[EXERCISE REQUIREMENTS]: Wherever the word "участков" appears in the entries, copy the whole line.

Figure data in JSON:

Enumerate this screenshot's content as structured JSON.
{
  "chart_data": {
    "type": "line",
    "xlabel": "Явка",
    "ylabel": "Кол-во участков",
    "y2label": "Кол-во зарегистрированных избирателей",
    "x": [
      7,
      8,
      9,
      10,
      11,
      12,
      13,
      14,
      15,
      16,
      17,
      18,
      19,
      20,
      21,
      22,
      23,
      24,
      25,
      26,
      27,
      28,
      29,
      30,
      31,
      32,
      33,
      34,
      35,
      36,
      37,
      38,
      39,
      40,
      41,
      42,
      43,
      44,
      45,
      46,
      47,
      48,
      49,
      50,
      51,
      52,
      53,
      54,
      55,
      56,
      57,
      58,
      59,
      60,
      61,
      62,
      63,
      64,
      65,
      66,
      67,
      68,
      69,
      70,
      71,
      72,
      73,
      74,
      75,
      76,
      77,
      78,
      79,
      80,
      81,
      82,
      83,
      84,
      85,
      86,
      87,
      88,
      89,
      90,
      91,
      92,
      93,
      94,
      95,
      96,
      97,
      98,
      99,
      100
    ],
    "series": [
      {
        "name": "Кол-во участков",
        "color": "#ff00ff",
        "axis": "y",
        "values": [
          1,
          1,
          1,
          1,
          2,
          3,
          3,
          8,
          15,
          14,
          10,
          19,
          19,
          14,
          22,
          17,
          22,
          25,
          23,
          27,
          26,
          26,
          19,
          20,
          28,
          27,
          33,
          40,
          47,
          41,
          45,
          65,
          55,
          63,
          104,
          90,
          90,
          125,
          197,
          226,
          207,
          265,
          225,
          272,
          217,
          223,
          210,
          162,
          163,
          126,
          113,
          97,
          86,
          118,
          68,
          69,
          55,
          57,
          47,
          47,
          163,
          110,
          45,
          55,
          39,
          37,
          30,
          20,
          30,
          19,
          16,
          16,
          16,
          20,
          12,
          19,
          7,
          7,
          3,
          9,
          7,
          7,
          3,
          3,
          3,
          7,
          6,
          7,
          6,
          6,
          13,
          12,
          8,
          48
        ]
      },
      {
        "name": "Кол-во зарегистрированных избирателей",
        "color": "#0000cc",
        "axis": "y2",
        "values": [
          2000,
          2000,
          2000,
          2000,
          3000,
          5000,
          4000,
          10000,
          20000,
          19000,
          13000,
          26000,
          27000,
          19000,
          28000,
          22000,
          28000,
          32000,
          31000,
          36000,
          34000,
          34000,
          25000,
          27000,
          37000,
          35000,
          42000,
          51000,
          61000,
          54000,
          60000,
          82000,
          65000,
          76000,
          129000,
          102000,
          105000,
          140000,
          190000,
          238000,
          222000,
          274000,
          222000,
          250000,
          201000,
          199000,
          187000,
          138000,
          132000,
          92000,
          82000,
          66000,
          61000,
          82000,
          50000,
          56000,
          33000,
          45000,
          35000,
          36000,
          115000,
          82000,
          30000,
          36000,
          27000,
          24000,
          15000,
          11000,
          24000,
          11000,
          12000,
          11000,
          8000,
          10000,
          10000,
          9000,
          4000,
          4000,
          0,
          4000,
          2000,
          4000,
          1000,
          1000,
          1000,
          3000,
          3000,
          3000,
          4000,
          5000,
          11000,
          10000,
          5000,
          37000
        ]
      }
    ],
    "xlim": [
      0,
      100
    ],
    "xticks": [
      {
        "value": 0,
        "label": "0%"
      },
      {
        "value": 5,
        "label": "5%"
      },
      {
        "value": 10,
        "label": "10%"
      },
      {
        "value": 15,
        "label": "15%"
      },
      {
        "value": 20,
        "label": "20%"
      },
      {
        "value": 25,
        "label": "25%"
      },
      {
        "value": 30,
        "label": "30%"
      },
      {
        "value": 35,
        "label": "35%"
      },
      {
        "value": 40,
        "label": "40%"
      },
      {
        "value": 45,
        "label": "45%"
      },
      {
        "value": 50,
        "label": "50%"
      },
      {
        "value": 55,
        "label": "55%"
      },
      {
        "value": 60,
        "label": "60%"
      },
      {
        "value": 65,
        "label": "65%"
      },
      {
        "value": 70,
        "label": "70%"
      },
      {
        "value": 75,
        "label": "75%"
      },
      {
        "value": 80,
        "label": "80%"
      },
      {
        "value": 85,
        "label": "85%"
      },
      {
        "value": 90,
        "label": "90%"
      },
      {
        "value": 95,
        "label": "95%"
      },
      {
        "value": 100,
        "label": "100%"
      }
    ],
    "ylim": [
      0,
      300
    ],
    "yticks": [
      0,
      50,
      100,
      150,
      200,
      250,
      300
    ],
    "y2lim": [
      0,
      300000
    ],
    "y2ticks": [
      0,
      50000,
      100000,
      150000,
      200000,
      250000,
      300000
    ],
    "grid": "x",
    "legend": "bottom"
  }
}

[EXPECTED ANSWER]:
    "ylabel": "Кол-во участков",
        "name": "Кол-во участков",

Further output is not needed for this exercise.